**What is needed**
Give only the number of lines that contain the word "Privacy".

[Source data]
******

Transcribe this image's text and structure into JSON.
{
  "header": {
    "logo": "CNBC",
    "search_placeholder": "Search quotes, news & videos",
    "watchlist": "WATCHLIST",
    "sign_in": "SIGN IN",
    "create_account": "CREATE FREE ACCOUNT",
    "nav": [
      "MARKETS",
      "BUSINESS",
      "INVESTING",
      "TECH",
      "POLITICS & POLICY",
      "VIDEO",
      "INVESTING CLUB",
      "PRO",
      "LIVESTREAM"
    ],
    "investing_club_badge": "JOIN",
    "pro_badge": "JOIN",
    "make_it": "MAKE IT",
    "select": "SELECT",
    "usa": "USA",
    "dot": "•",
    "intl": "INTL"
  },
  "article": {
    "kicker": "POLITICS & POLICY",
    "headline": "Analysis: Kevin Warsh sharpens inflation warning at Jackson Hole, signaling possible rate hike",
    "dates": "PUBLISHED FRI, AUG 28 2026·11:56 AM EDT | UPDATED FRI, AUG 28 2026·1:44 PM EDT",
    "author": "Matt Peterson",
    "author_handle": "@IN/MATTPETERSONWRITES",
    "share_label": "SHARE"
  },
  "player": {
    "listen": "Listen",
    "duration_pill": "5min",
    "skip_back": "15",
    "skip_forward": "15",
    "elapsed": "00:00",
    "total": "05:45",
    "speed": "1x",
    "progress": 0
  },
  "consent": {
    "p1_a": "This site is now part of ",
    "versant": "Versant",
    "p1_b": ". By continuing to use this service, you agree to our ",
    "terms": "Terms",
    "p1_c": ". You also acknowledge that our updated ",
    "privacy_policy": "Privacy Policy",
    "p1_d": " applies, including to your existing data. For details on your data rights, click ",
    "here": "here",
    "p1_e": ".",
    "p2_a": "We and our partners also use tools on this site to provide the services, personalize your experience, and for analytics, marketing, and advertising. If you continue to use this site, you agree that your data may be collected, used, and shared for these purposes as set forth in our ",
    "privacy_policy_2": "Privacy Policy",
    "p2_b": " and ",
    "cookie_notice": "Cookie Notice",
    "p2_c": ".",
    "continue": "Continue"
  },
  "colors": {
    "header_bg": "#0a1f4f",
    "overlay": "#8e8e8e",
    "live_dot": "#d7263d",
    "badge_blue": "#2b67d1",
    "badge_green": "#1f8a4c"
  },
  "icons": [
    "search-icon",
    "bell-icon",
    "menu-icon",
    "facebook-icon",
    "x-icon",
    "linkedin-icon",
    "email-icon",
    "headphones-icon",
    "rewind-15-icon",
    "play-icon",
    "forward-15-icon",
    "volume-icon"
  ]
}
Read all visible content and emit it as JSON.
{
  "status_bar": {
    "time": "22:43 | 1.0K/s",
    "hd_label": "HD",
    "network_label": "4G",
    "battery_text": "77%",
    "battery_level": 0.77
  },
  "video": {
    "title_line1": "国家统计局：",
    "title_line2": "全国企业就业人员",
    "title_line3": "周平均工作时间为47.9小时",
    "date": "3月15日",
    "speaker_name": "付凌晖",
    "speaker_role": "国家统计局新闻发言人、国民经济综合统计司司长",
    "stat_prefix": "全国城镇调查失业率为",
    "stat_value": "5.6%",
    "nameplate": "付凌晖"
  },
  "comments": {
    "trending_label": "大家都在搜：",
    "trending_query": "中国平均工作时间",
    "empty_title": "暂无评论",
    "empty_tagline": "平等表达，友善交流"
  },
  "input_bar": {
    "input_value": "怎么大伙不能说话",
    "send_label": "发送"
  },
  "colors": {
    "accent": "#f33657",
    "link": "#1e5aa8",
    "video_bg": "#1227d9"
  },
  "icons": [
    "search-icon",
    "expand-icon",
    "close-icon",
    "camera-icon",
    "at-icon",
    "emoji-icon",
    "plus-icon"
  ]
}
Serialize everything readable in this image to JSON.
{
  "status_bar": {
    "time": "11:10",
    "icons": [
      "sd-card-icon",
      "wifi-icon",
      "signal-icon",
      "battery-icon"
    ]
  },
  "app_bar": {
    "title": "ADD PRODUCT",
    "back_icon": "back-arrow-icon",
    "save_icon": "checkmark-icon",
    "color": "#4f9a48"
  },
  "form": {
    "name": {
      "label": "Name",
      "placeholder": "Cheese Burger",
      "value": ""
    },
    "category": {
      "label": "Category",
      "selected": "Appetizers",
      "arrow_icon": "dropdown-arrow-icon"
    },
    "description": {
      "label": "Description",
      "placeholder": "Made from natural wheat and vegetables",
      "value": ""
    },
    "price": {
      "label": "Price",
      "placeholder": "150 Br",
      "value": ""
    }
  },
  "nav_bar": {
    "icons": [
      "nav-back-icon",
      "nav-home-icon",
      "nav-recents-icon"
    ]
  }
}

******

**Task response**
2